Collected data
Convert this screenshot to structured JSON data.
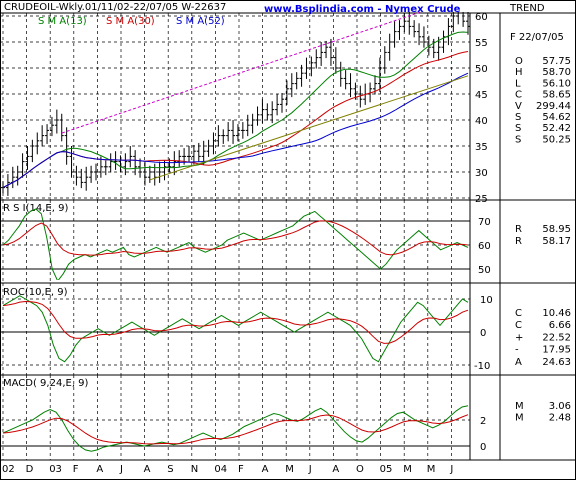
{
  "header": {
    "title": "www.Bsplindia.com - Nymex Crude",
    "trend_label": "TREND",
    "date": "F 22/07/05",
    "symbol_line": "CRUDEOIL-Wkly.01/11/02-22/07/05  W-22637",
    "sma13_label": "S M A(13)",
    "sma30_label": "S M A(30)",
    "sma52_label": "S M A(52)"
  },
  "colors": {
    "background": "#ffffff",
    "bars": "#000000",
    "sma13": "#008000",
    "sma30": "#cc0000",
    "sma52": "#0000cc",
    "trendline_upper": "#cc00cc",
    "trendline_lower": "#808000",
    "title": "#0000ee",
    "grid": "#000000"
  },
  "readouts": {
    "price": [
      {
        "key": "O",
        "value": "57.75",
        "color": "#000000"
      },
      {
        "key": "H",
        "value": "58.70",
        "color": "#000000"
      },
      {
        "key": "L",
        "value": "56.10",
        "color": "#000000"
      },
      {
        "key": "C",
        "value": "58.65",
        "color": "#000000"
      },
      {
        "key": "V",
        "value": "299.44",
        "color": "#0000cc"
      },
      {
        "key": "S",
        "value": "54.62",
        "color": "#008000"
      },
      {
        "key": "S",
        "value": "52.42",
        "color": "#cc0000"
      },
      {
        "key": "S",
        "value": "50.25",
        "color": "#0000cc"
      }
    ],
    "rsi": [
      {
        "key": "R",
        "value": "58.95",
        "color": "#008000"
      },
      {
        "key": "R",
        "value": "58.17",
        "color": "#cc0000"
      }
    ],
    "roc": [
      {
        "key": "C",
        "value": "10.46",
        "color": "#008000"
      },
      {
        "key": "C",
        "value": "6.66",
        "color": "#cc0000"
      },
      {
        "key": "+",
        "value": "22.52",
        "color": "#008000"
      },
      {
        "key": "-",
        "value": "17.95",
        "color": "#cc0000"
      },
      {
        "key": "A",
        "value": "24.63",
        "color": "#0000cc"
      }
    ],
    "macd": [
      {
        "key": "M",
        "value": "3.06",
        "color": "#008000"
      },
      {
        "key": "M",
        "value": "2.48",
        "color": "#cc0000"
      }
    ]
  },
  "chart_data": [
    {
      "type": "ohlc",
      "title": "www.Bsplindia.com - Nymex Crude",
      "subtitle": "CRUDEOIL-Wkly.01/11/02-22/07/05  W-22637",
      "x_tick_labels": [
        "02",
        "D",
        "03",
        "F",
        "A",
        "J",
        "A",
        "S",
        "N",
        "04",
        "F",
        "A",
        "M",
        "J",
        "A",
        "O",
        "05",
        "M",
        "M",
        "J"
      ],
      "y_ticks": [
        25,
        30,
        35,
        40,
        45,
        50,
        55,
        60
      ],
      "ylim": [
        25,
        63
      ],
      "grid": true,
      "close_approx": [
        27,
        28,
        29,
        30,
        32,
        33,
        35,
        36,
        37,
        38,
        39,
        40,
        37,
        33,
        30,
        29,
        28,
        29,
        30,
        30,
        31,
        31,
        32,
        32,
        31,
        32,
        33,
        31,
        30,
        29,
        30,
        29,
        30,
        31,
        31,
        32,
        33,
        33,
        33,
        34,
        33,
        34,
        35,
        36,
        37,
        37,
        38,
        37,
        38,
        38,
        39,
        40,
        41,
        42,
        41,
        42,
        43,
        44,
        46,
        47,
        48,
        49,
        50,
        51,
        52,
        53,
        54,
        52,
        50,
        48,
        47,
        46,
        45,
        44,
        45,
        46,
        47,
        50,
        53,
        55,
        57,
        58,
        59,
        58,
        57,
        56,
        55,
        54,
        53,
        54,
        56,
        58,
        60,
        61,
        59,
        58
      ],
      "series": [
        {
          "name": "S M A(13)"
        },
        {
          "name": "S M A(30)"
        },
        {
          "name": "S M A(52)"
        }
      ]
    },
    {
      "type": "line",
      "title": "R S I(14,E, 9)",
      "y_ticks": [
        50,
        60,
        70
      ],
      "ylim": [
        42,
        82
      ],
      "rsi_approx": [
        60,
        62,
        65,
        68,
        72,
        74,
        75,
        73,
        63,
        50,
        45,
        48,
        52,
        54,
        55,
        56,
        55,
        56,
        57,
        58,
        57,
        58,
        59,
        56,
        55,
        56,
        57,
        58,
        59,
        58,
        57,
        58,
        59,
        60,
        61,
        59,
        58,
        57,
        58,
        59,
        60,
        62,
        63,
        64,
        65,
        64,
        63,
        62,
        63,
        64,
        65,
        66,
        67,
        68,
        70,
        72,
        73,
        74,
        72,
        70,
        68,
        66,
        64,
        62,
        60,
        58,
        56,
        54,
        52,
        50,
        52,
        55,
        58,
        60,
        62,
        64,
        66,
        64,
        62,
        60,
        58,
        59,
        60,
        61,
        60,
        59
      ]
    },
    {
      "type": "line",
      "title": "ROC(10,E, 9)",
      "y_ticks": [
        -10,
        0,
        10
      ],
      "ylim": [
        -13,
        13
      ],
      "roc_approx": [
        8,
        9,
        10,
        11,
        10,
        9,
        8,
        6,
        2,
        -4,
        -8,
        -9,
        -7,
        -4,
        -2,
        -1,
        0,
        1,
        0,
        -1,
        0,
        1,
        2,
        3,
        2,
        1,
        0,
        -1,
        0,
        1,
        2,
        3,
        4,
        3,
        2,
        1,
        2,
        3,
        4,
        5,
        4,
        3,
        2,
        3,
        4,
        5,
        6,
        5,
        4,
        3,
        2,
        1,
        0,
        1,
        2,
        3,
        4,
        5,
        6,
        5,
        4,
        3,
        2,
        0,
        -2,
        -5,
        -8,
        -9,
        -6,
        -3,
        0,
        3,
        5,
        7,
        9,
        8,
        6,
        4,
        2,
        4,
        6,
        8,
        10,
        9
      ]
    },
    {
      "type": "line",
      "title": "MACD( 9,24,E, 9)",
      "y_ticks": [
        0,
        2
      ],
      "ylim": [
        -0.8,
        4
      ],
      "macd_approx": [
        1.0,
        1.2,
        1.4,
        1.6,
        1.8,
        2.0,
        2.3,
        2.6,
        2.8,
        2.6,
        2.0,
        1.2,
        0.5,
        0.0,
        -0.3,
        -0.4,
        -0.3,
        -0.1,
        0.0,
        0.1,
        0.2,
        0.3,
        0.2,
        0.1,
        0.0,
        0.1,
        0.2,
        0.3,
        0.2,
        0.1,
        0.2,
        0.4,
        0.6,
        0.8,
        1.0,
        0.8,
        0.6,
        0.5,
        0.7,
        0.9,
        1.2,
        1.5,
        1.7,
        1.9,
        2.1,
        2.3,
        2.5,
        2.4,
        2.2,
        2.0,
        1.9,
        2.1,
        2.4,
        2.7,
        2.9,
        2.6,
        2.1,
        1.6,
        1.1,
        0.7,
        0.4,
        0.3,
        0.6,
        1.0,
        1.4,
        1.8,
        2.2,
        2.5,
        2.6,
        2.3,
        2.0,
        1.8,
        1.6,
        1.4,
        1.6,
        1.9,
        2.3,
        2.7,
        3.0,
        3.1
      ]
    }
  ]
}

Objective: Repeat each entry precisely as it appears. Leave the pictures out.

Answer for this exercise:
Convert this screenshot to structured JSON data.
{
  "header": {
    "title": "www.Bsplindia.com - Nymex Crude",
    "trend_label": "TREND",
    "date": "F 22/07/05",
    "symbol_line": "CRUDEOIL-Wkly.01/11/02-22/07/05  W-22637",
    "sma13_label": "S M A(13)",
    "sma30_label": "S M A(30)",
    "sma52_label": "S M A(52)"
  },
  "colors": {
    "background": "#ffffff",
    "bars": "#000000",
    "sma13": "#008000",
    "sma30": "#cc0000",
    "sma52": "#0000cc",
    "trendline_upper": "#cc00cc",
    "trendline_lower": "#808000",
    "title": "#0000ee",
    "grid": "#000000"
  },
  "readouts": {
    "price": [
      {
        "key": "O",
        "value": "57.75",
        "color": "#000000"
      },
      {
        "key": "H",
        "value": "58.70",
        "color": "#000000"
      },
      {
        "key": "L",
        "value": "56.10",
        "color": "#000000"
      },
      {
        "key": "C",
        "value": "58.65",
        "color": "#000000"
      },
      {
        "key": "V",
        "value": "299.44",
        "color": "#0000cc"
      },
      {
        "key": "S",
        "value": "54.62",
        "color": "#008000"
      },
      {
        "key": "S",
        "value": "52.42",
        "color": "#cc0000"
      },
      {
        "key": "S",
        "value": "50.25",
        "color": "#0000cc"
      }
    ],
    "rsi": [
      {
        "key": "R",
        "value": "58.95",
        "color": "#008000"
      },
      {
        "key": "R",
        "value": "58.17",
        "color": "#cc0000"
      }
    ],
    "roc": [
      {
        "key": "C",
        "value": "10.46",
        "color": "#008000"
      },
      {
        "key": "C",
        "value": "6.66",
        "color": "#cc0000"
      },
      {
        "key": "+",
        "value": "22.52",
        "color": "#008000"
      },
      {
        "key": "-",
        "value": "17.95",
        "color": "#cc0000"
      },
      {
        "key": "A",
        "value": "24.63",
        "color": "#0000cc"
      }
    ],
    "macd": [
      {
        "key": "M",
        "value": "3.06",
        "color": "#008000"
      },
      {
        "key": "M",
        "value": "2.48",
        "color": "#cc0000"
      }
    ]
  },
  "chart_data": [
    {
      "type": "ohlc",
      "title": "www.Bsplindia.com - Nymex Crude",
      "subtitle": "CRUDEOIL-Wkly.01/11/02-22/07/05  W-22637",
      "x_tick_labels": [
        "02",
        "D",
        "03",
        "F",
        "A",
        "J",
        "A",
        "S",
        "N",
        "04",
        "F",
        "A",
        "M",
        "J",
        "A",
        "O",
        "05",
        "M",
        "M",
        "J"
      ],
      "y_ticks": [
        25,
        30,
        35,
        40,
        45,
        50,
        55,
        60
      ],
      "ylim": [
        25,
        63
      ],
      "grid": true,
      "close_approx": [
        27,
        28,
        29,
        30,
        32,
        33,
        35,
        36,
        37,
        38,
        39,
        40,
        37,
        33,
        30,
        29,
        28,
        29,
        30,
        30,
        31,
        31,
        32,
        32,
        31,
        32,
        33,
        31,
        30,
        29,
        30,
        29,
        30,
        31,
        31,
        32,
        33,
        33,
        33,
        34,
        33,
        34,
        35,
        36,
        37,
        37,
        38,
        37,
        38,
        38,
        39,
        40,
        41,
        42,
        41,
        42,
        43,
        44,
        46,
        47,
        48,
        49,
        50,
        51,
        52,
        53,
        54,
        52,
        50,
        48,
        47,
        46,
        45,
        44,
        45,
        46,
        47,
        50,
        53,
        55,
        57,
        58,
        59,
        58,
        57,
        56,
        55,
        54,
        53,
        54,
        56,
        58,
        60,
        61,
        59,
        58
      ],
      "series": [
        {
          "name": "S M A(13)"
        },
        {
          "name": "S M A(30)"
        },
        {
          "name": "S M A(52)"
        }
      ]
    },
    {
      "type": "line",
      "title": "R S I(14,E, 9)",
      "y_ticks": [
        50,
        60,
        70
      ],
      "ylim": [
        42,
        82
      ],
      "rsi_approx": [
        60,
        62,
        65,
        68,
        72,
        74,
        75,
        73,
        63,
        50,
        45,
        48,
        52,
        54,
        55,
        56,
        55,
        56,
        57,
        58,
        57,
        58,
        59,
        56,
        55,
        56,
        57,
        58,
        59,
        58,
        57,
        58,
        59,
        60,
        61,
        59,
        58,
        57,
        58,
        59,
        60,
        62,
        63,
        64,
        65,
        64,
        63,
        62,
        63,
        64,
        65,
        66,
        67,
        68,
        70,
        72,
        73,
        74,
        72,
        70,
        68,
        66,
        64,
        62,
        60,
        58,
        56,
        54,
        52,
        50,
        52,
        55,
        58,
        60,
        62,
        64,
        66,
        64,
        62,
        60,
        58,
        59,
        60,
        61,
        60,
        59
      ]
    },
    {
      "type": "line",
      "title": "ROC(10,E, 9)",
      "y_ticks": [
        -10,
        0,
        10
      ],
      "ylim": [
        -13,
        13
      ],
      "roc_approx": [
        8,
        9,
        10,
        11,
        10,
        9,
        8,
        6,
        2,
        -4,
        -8,
        -9,
        -7,
        -4,
        -2,
        -1,
        0,
        1,
        0,
        -1,
        0,
        1,
        2,
        3,
        2,
        1,
        0,
        -1,
        0,
        1,
        2,
        3,
        4,
        3,
        2,
        1,
        2,
        3,
        4,
        5,
        4,
        3,
        2,
        3,
        4,
        5,
        6,
        5,
        4,
        3,
        2,
        1,
        0,
        1,
        2,
        3,
        4,
        5,
        6,
        5,
        4,
        3,
        2,
        0,
        -2,
        -5,
        -8,
        -9,
        -6,
        -3,
        0,
        3,
        5,
        7,
        9,
        8,
        6,
        4,
        2,
        4,
        6,
        8,
        10,
        9
      ]
    },
    {
      "type": "line",
      "title": "MACD( 9,24,E, 9)",
      "y_ticks": [
        0,
        2
      ],
      "ylim": [
        -0.8,
        4
      ],
      "macd_approx": [
        1.0,
        1.2,
        1.4,
        1.6,
        1.8,
        2.0,
        2.3,
        2.6,
        2.8,
        2.6,
        2.0,
        1.2,
        0.5,
        0.0,
        -0.3,
        -0.4,
        -0.3,
        -0.1,
        0.0,
        0.1,
        0.2,
        0.3,
        0.2,
        0.1,
        0.0,
        0.1,
        0.2,
        0.3,
        0.2,
        0.1,
        0.2,
        0.4,
        0.6,
        0.8,
        1.0,
        0.8,
        0.6,
        0.5,
        0.7,
        0.9,
        1.2,
        1.5,
        1.7,
        1.9,
        2.1,
        2.3,
        2.5,
        2.4,
        2.2,
        2.0,
        1.9,
        2.1,
        2.4,
        2.7,
        2.9,
        2.6,
        2.1,
        1.6,
        1.1,
        0.7,
        0.4,
        0.3,
        0.6,
        1.0,
        1.4,
        1.8,
        2.2,
        2.5,
        2.6,
        2.3,
        2.0,
        1.8,
        1.6,
        1.4,
        1.6,
        1.9,
        2.3,
        2.7,
        3.0,
        3.1
      ]
    }
  ]
}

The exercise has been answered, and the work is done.